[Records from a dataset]
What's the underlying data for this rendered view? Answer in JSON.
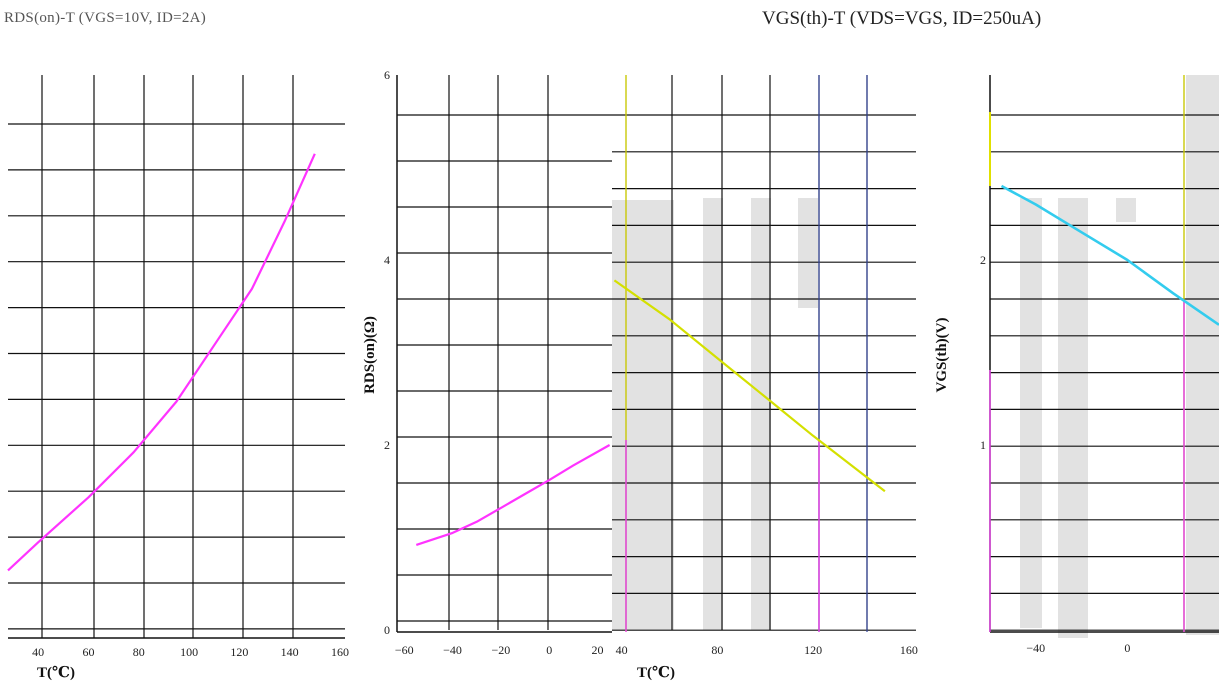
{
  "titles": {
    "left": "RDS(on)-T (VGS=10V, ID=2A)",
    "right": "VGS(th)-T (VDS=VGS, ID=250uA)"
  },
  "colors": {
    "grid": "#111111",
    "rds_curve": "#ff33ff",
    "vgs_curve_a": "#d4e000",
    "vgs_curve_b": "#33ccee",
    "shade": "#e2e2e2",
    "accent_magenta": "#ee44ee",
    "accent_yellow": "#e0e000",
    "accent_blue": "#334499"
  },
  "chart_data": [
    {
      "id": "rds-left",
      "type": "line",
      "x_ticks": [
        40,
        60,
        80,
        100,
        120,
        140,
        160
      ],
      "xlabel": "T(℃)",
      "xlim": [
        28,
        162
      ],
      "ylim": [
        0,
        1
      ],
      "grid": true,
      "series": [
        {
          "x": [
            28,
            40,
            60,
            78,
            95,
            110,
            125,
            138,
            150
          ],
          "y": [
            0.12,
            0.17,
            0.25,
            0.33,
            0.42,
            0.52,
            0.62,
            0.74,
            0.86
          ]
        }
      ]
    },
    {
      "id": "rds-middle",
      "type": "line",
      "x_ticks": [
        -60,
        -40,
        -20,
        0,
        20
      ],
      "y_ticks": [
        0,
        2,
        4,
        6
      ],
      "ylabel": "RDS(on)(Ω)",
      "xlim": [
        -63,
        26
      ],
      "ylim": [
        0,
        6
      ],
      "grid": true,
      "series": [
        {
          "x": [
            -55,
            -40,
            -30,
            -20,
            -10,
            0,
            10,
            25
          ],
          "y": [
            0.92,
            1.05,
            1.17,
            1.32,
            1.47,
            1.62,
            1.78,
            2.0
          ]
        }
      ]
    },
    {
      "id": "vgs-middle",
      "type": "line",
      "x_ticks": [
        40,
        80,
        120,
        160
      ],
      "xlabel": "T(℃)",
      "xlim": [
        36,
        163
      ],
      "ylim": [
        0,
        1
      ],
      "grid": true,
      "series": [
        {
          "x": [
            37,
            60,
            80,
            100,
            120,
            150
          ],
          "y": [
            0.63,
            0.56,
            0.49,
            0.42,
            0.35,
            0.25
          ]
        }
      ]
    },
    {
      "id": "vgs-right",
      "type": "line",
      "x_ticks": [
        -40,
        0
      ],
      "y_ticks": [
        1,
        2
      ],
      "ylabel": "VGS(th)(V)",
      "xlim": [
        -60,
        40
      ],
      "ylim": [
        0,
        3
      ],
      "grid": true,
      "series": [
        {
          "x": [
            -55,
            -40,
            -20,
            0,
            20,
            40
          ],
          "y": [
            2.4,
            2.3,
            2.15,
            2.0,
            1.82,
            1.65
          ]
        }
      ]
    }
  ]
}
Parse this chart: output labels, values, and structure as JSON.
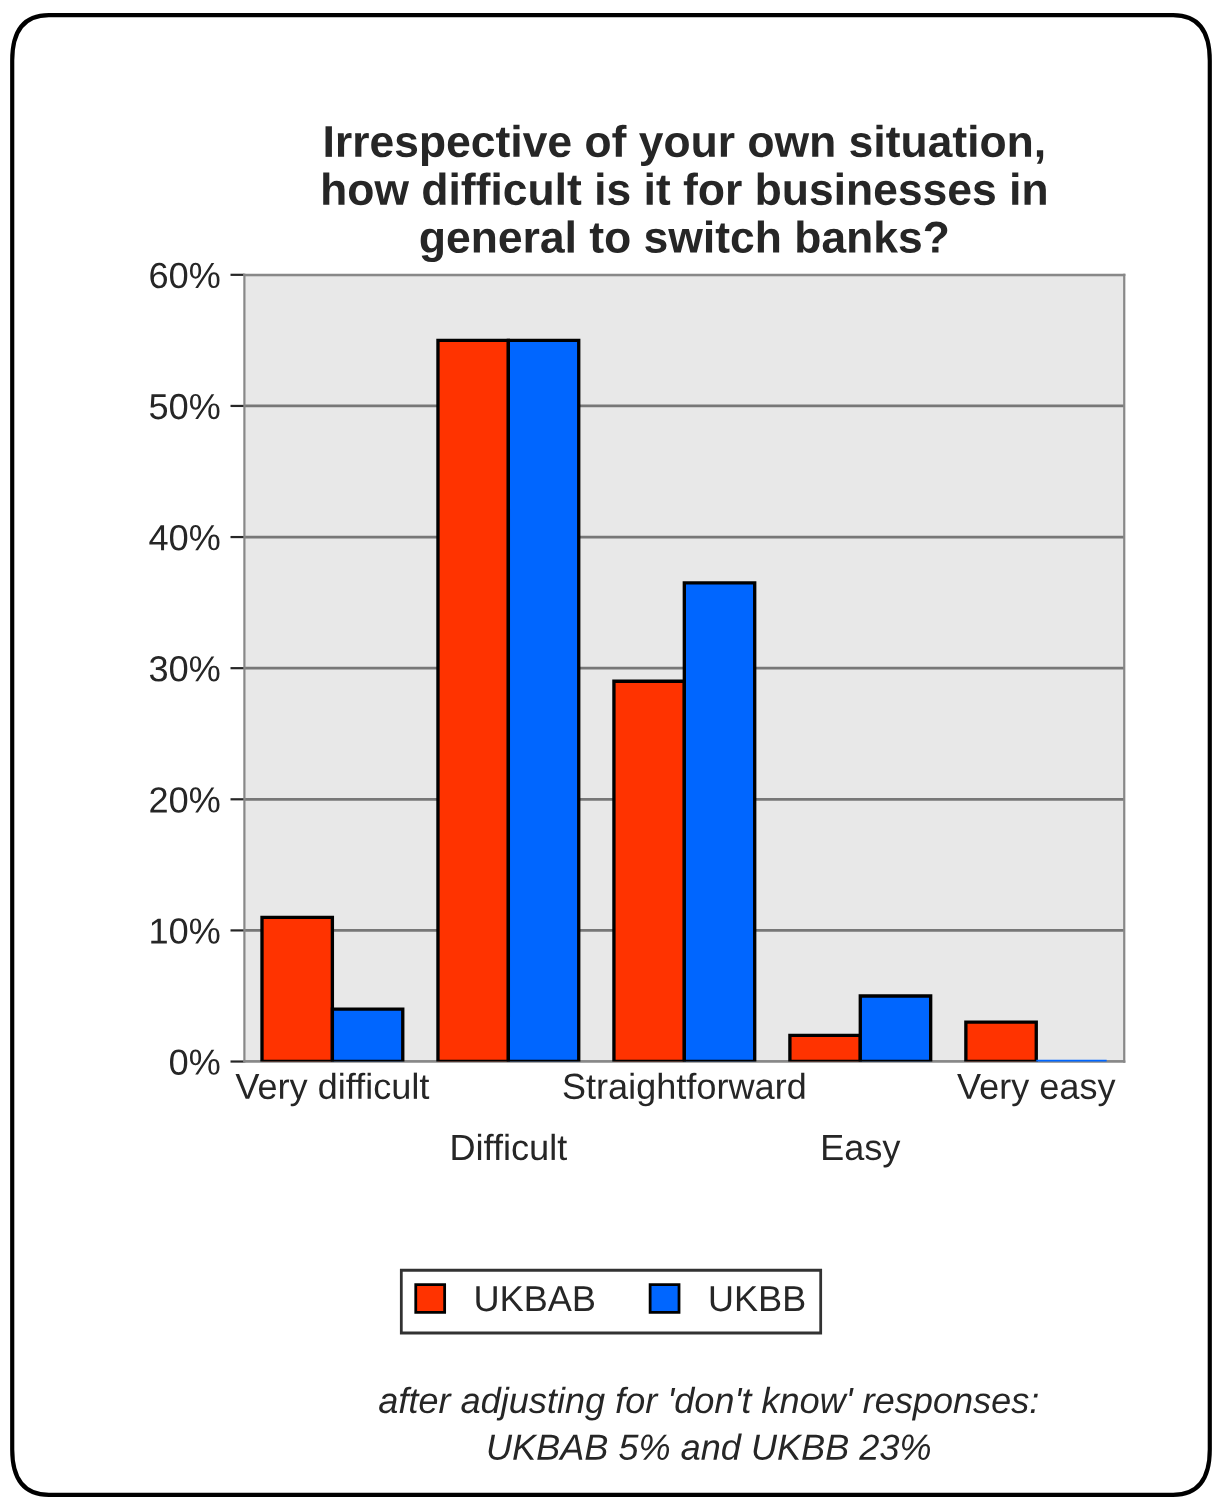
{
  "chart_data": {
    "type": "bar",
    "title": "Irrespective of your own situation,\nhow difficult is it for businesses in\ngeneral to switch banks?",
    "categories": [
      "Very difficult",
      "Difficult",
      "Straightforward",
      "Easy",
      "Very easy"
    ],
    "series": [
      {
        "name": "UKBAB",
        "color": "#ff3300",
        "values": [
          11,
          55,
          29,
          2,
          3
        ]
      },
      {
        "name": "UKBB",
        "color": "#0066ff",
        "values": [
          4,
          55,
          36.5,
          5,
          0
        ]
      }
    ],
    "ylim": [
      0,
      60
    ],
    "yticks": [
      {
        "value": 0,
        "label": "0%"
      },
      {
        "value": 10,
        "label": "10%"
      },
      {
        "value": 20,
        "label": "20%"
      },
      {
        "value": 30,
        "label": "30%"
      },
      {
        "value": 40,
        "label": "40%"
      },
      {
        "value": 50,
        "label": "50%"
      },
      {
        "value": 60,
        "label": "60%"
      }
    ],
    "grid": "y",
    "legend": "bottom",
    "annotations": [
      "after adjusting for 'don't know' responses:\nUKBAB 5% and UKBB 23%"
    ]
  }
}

_Objective:_ State how many lines in the entries above include the word "UKBB"; reply with the number alone.

_Exercise output:_ 2